Direction:
Gather the lines below that include the string "Campaign", copying each in full.

*****

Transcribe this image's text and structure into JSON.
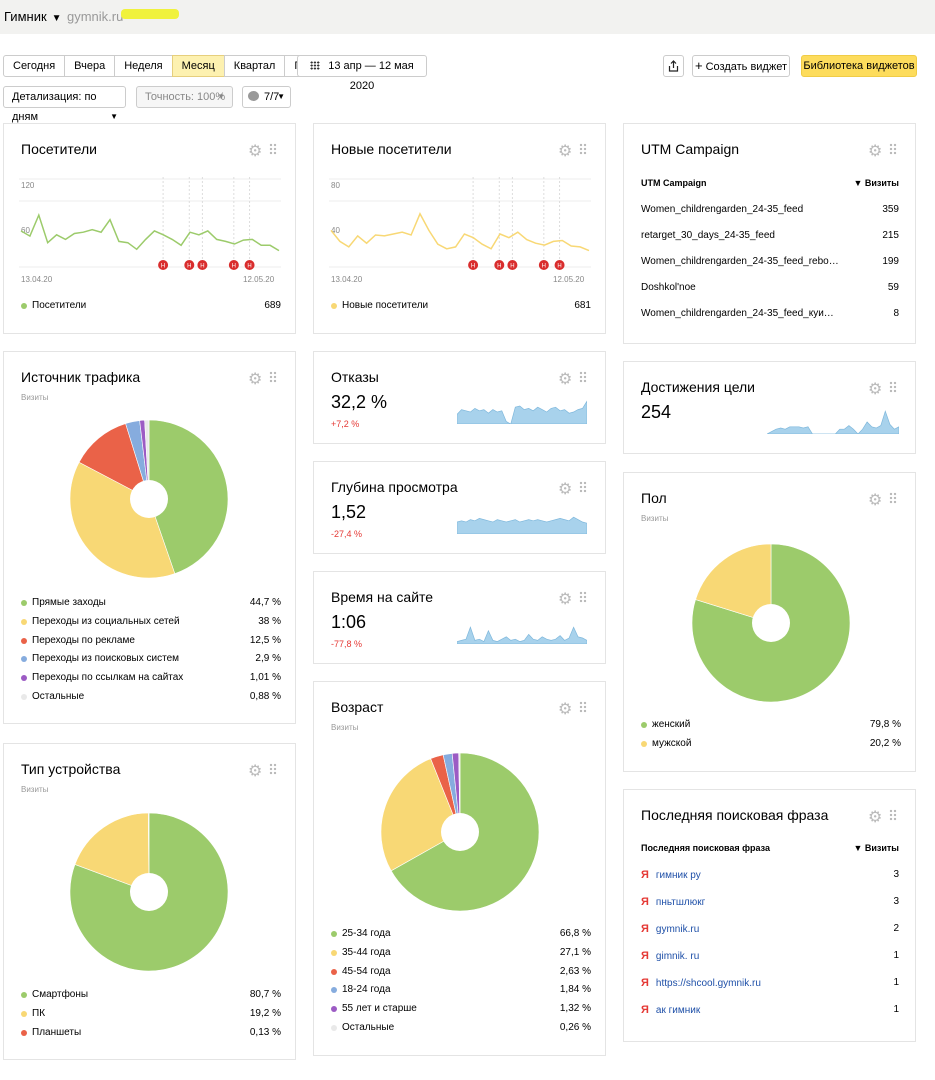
{
  "header": {
    "site": "Гимник",
    "url": "gymnik.ru"
  },
  "toolbar": {
    "periods": [
      "Сегодня",
      "Вчера",
      "Неделя",
      "Месяц",
      "Квартал",
      "Год"
    ],
    "active_period": "Месяц",
    "date_range": "13 апр — 12 мая 2020",
    "create_widget": "Создать виджет",
    "library": "Библиотека виджетов",
    "detail": "Детализация: по дням",
    "accuracy": "Точность: 100%",
    "segments": "7/7"
  },
  "colors": {
    "green": "#9ccb6b",
    "yellow": "#f8d875",
    "red": "#ea6248",
    "blue": "#86acde",
    "purple": "#9c5bc4",
    "light": "#e9e9e9",
    "spark": "#a8d2ec",
    "accent": "#fddc5c"
  },
  "cards": {
    "visitors": {
      "title": "Посетители",
      "y_top": "120",
      "y_mid": "60",
      "x_start": "13.04.20",
      "x_end": "12.05.20",
      "legend": "Посетители",
      "value": "689"
    },
    "new_visitors": {
      "title": "Новые посетители",
      "y_top": "80",
      "y_mid": "40",
      "x_start": "13.04.20",
      "x_end": "12.05.20",
      "legend": "Новые посетители",
      "value": "681"
    },
    "utm": {
      "title": "UTM Campaign",
      "col1": "UTM Campaign",
      "col2": "▼ Визиты",
      "rows": [
        {
          "k": "Women_childrengarden_24-35_feed",
          "v": "359"
        },
        {
          "k": "retarget_30_days_24-35_feed",
          "v": "215"
        },
        {
          "k": "Women_childrengarden_24-35_feed_rebo…",
          "v": "199"
        },
        {
          "k": "Doshkol'noe",
          "v": "59"
        },
        {
          "k": "Women_childrengarden_24-35_feed_куи…",
          "v": "8"
        }
      ]
    },
    "traffic": {
      "title": "Источник трафика",
      "sub": "Визиты",
      "items": [
        {
          "label": "Прямые заходы",
          "value": "44,7 %",
          "color": "#9ccb6b"
        },
        {
          "label": "Переходы из социальных сетей",
          "value": "38 %",
          "color": "#f8d875"
        },
        {
          "label": "Переходы по рекламе",
          "value": "12,5 %",
          "color": "#ea6248"
        },
        {
          "label": "Переходы из поисковых систем",
          "value": "2,9 %",
          "color": "#86acde"
        },
        {
          "label": "Переходы по ссылкам на сайтах",
          "value": "1,01 %",
          "color": "#9c5bc4"
        },
        {
          "label": "Остальные",
          "value": "0,88 %",
          "color": "#e9e9e9"
        }
      ]
    },
    "bounces": {
      "title": "Отказы",
      "value": "32,2 %",
      "delta": "+7,2 %"
    },
    "depth": {
      "title": "Глубина просмотра",
      "value": "1,52",
      "delta": "-27,4 %"
    },
    "time": {
      "title": "Время на сайте",
      "value": "1:06",
      "delta": "-77,8 %"
    },
    "goals": {
      "title": "Достижения цели",
      "value": "254"
    },
    "device": {
      "title": "Тип устройства",
      "sub": "Визиты",
      "items": [
        {
          "label": "Смартфоны",
          "value": "80,7 %",
          "color": "#9ccb6b"
        },
        {
          "label": "ПК",
          "value": "19,2 %",
          "color": "#f8d875"
        },
        {
          "label": "Планшеты",
          "value": "0,13 %",
          "color": "#ea6248"
        }
      ]
    },
    "age": {
      "title": "Возраст",
      "sub": "Визиты",
      "items": [
        {
          "label": "25-34 года",
          "value": "66,8 %",
          "color": "#9ccb6b"
        },
        {
          "label": "35-44 года",
          "value": "27,1 %",
          "color": "#f8d875"
        },
        {
          "label": "45-54 года",
          "value": "2,63 %",
          "color": "#ea6248"
        },
        {
          "label": "18-24 года",
          "value": "1,84 %",
          "color": "#86acde"
        },
        {
          "label": "55 лет и старше",
          "value": "1,32 %",
          "color": "#9c5bc4"
        },
        {
          "label": "Остальные",
          "value": "0,26 %",
          "color": "#e9e9e9"
        }
      ]
    },
    "gender": {
      "title": "Пол",
      "sub": "Визиты",
      "items": [
        {
          "label": "женский",
          "value": "79,8 %",
          "color": "#9ccb6b"
        },
        {
          "label": "мужской",
          "value": "20,2 %",
          "color": "#f8d875"
        }
      ]
    },
    "search": {
      "title": "Последняя поисковая фраза",
      "col1": "Последняя поисковая фраза",
      "col2": "▼ Визиты",
      "rows": [
        {
          "k": "гимник ру",
          "v": "3"
        },
        {
          "k": "пньтшлюкг",
          "v": "3"
        },
        {
          "k": "gymnik.ru",
          "v": "2"
        },
        {
          "k": "gimnik. ru",
          "v": "1"
        },
        {
          "k": "https://shcool.gymnik.ru",
          "v": "1"
        },
        {
          "k": "ак гимник",
          "v": "1"
        }
      ]
    }
  },
  "chart_data": [
    {
      "type": "line",
      "title": "Посетители",
      "series": [
        {
          "name": "Посетители",
          "values": [
            58,
            50,
            82,
            40,
            52,
            45,
            54,
            56,
            60,
            56,
            75,
            42,
            40,
            30,
            45,
            58,
            52,
            45,
            36,
            56,
            52,
            58,
            45,
            42,
            38,
            44,
            45,
            36,
            36,
            28
          ]
        }
      ],
      "ylim": [
        0,
        140
      ]
    },
    {
      "type": "line",
      "title": "Новые посетители",
      "series": [
        {
          "name": "Новые посетители",
          "values": [
            42,
            30,
            24,
            36,
            28,
            37,
            36,
            38,
            40,
            37,
            60,
            42,
            27,
            22,
            24,
            38,
            34,
            27,
            22,
            38,
            34,
            40,
            32,
            28,
            26,
            30,
            31,
            25,
            24,
            20
          ]
        }
      ],
      "ylim": [
        0,
        100
      ]
    },
    {
      "type": "pie",
      "title": "Источник трафика",
      "categories": [
        "Прямые заходы",
        "Переходы из социальных сетей",
        "Переходы по рекламе",
        "Переходы из поисковых систем",
        "Переходы по ссылкам на сайтах",
        "Остальные"
      ],
      "values": [
        44.7,
        38,
        12.5,
        2.9,
        1.01,
        0.88
      ]
    },
    {
      "type": "pie",
      "title": "Тип устройства",
      "categories": [
        "Смартфоны",
        "ПК",
        "Планшеты"
      ],
      "values": [
        80.7,
        19.2,
        0.13
      ]
    },
    {
      "type": "pie",
      "title": "Возраст",
      "categories": [
        "25-34 года",
        "35-44 года",
        "45-54 года",
        "18-24 года",
        "55 лет и старше",
        "Остальные"
      ],
      "values": [
        66.8,
        27.1,
        2.63,
        1.84,
        1.32,
        0.26
      ]
    },
    {
      "type": "pie",
      "title": "Пол",
      "categories": [
        "женский",
        "мужской"
      ],
      "values": [
        79.8,
        20.2
      ]
    },
    {
      "type": "area",
      "title": "Отказы",
      "values": [
        0.4,
        0.6,
        0.55,
        0.5,
        0.65,
        0.55,
        0.6,
        0.45,
        0.6,
        0.5,
        0.55,
        0.1,
        0.0,
        0.7,
        0.75,
        0.6,
        0.65,
        0.55,
        0.7,
        0.6,
        0.5,
        0.65,
        0.7,
        0.55,
        0.6,
        0.45,
        0.5,
        0.6,
        0.65,
        0.95
      ]
    },
    {
      "type": "area",
      "title": "Глубина просмотра",
      "values": [
        0.5,
        0.55,
        0.5,
        0.6,
        0.55,
        0.65,
        0.6,
        0.55,
        0.5,
        0.6,
        0.55,
        0.5,
        0.55,
        0.6,
        0.5,
        0.55,
        0.6,
        0.55,
        0.6,
        0.55,
        0.5,
        0.55,
        0.6,
        0.65,
        0.6,
        0.55,
        0.7,
        0.6,
        0.5,
        0.45
      ]
    },
    {
      "type": "area",
      "title": "Время на сайте",
      "values": [
        0.1,
        0.15,
        0.2,
        0.7,
        0.15,
        0.2,
        0.1,
        0.55,
        0.15,
        0.1,
        0.2,
        0.3,
        0.15,
        0.2,
        0.1,
        0.15,
        0.4,
        0.2,
        0.15,
        0.3,
        0.2,
        0.15,
        0.2,
        0.35,
        0.15,
        0.25,
        0.7,
        0.3,
        0.25,
        0.15
      ]
    },
    {
      "type": "area",
      "title": "Достижения цели",
      "values": [
        0.0,
        0.1,
        0.2,
        0.25,
        0.2,
        0.3,
        0.3,
        0.3,
        0.25,
        0.3,
        0.0,
        0.0,
        0.0,
        0.0,
        0.0,
        0.0,
        0.2,
        0.2,
        0.35,
        0.2,
        0.0,
        0.2,
        0.5,
        0.3,
        0.25,
        0.35,
        0.95,
        0.4,
        0.2,
        0.3
      ]
    }
  ]
}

*****

Output of the task:
      "title": "UTM Campaign",
      "col1": "UTM Campaign",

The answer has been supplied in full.